[Excerpt from a dataset]
□ □ □ □ □ □ □

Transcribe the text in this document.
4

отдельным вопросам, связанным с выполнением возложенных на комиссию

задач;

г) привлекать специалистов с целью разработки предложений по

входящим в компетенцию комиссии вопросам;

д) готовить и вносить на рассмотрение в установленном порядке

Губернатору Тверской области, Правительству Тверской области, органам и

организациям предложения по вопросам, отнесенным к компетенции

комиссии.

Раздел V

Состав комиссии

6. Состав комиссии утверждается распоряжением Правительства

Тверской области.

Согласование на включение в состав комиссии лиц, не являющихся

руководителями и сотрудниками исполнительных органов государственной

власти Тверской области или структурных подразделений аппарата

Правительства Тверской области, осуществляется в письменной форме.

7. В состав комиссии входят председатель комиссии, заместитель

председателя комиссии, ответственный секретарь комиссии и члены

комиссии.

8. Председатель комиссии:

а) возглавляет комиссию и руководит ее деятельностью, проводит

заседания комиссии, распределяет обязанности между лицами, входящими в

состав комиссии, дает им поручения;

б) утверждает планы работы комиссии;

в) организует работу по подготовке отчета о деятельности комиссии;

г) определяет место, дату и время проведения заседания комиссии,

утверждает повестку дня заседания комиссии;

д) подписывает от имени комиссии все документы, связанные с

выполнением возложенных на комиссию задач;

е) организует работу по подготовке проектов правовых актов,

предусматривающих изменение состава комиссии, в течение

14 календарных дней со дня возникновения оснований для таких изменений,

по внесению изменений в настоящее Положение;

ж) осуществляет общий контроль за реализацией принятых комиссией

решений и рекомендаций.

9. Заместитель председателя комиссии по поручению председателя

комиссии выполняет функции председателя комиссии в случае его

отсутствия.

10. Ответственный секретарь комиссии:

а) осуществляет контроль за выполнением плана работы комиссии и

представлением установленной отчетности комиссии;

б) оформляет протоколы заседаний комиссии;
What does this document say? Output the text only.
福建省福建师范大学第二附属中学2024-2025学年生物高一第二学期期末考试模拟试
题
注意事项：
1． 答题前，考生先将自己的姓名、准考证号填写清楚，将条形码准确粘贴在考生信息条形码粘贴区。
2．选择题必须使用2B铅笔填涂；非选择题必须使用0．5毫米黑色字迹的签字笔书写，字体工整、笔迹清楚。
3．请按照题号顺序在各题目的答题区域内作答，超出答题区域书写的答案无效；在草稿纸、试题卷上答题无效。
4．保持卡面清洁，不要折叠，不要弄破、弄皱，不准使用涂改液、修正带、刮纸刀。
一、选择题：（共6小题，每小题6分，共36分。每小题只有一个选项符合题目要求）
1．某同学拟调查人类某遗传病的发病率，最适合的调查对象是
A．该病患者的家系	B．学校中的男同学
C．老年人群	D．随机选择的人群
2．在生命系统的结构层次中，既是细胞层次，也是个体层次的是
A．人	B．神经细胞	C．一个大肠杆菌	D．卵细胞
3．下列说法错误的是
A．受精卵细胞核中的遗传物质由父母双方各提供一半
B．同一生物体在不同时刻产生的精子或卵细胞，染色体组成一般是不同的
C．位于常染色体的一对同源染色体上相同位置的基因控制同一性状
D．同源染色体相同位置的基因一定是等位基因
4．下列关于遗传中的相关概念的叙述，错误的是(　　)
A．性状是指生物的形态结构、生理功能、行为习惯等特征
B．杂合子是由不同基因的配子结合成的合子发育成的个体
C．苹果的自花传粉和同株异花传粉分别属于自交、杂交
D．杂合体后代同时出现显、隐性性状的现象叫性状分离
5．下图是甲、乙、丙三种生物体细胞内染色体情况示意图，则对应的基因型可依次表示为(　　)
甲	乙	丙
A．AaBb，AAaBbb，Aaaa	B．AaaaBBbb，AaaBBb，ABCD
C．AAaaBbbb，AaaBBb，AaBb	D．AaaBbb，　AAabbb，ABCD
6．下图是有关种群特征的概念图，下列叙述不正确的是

□ □ □ □ □ □ □

Exactly as shown above, return every record.

Transcribe the text in this document.
4

отдельным вопросам, связанным с выполнением возложенных на комиссию

задач;

г) привлекать специалистов с целью разработки предложений по

входящим в компетенцию комиссии вопросам;

д) готовить и вносить на рассмотрение в установленном порядке

Губернатору Тверской области, Правительству Тверской области, органам и

организациям предложения по вопросам, отнесенным к компетенции

комиссии.

Раздел V

Состав комиссии

6. Состав комиссии утверждается распоряжением Правительства

Тверской области.

Согласование на включение в состав комиссии лиц, не являющихся

руководителями и сотрудниками исполнительных органов государственной

власти Тверской области или структурных подразделений аппарата

Правительства Тверской области, осуществляется в письменной форме.

7. В состав комиссии входят председатель комиссии, заместитель

председателя комиссии, ответственный секретарь комиссии и члены

комиссии.

8. Председатель комиссии:

а) возглавляет комиссию и руководит ее деятельностью, проводит

заседания комиссии, распределяет обязанности между лицами, входящими в

состав комиссии, дает им поручения;

б) утверждает планы работы комиссии;

в) организует работу по подготовке отчета о деятельности комиссии;

г) определяет место, дату и время проведения заседания комиссии,

утверждает повестку дня заседания комиссии;

д) подписывает от имени комиссии все документы, связанные с

выполнением возложенных на комиссию задач;

е) организует работу по подготовке проектов правовых актов,

предусматривающих изменение состава комиссии, в течение

14 календарных дней со дня возникновения оснований для таких изменений,

по внесению изменений в настоящее Положение;

ж) осуществляет общий контроль за реализацией принятых комиссией

решений и рекомендаций.

9. Заместитель председателя комиссии по поручению председателя

комиссии выполняет функции председателя комиссии в случае его

отсутствия.

10. Ответственный секретарь комиссии:

а) осуществляет контроль за выполнением плана работы комиссии и

представлением установленной отчетности комиссии;

б) оформляет протоколы заседаний комиссии;
What does this document say? Output the text only.
福建省福建师范大学第二附属中学2024-2025学年生物高一第二学期期末考试模拟试
题
注意事项：
1． 答题前，考生先将自己的姓名、准考证号填写清楚，将条形码准确粘贴在考生信息条形码粘贴区。
2．选择题必须使用2B铅笔填涂；非选择题必须使用0．5毫米黑色字迹的签字笔书写，字体工整、笔迹清楚。
3．请按照题号顺序在各题目的答题区域内作答，超出答题区域书写的答案无效；在草稿纸、试题卷上答题无效。
4．保持卡面清洁，不要折叠，不要弄破、弄皱，不准使用涂改液、修正带、刮纸刀。
一、选择题：（共6小题，每小题6分，共36分。每小题只有一个选项符合题目要求）
1．某同学拟调查人类某遗传病的发病率，最适合的调查对象是
A．该病患者的家系	B．学校中的男同学
C．老年人群	D．随机选择的人群
2．在生命系统的结构层次中，既是细胞层次，也是个体层次的是
A．人	B．神经细胞	C．一个大肠杆菌	D．卵细胞
3．下列说法错误的是
A．受精卵细胞核中的遗传物质由父母双方各提供一半
B．同一生物体在不同时刻产生的精子或卵细胞，染色体组成一般是不同的
C．位于常染色体的一对同源染色体上相同位置的基因控制同一性状
D．同源染色体相同位置的基因一定是等位基因
4．下列关于遗传中的相关概念的叙述，错误的是(　　)
A．性状是指生物的形态结构、生理功能、行为习惯等特征
B．杂合子是由不同基因的配子结合成的合子发育成的个体
C．苹果的自花传粉和同株异花传粉分别属于自交、杂交
D．杂合体后代同时出现显、隐性性状的现象叫性状分离
5．下图是甲、乙、丙三种生物体细胞内染色体情况示意图，则对应的基因型可依次表示为(　　)
甲	乙	丙
A．AaBb，AAaBbb，Aaaa	B．AaaaBBbb，AaaBBb，ABCD
C．AAaaBbbb，AaaBBb，AaBb	D．AaaBbb，　AAabbb，ABCD
6．下图是有关种群特征的概念图，下列叙述不正确的是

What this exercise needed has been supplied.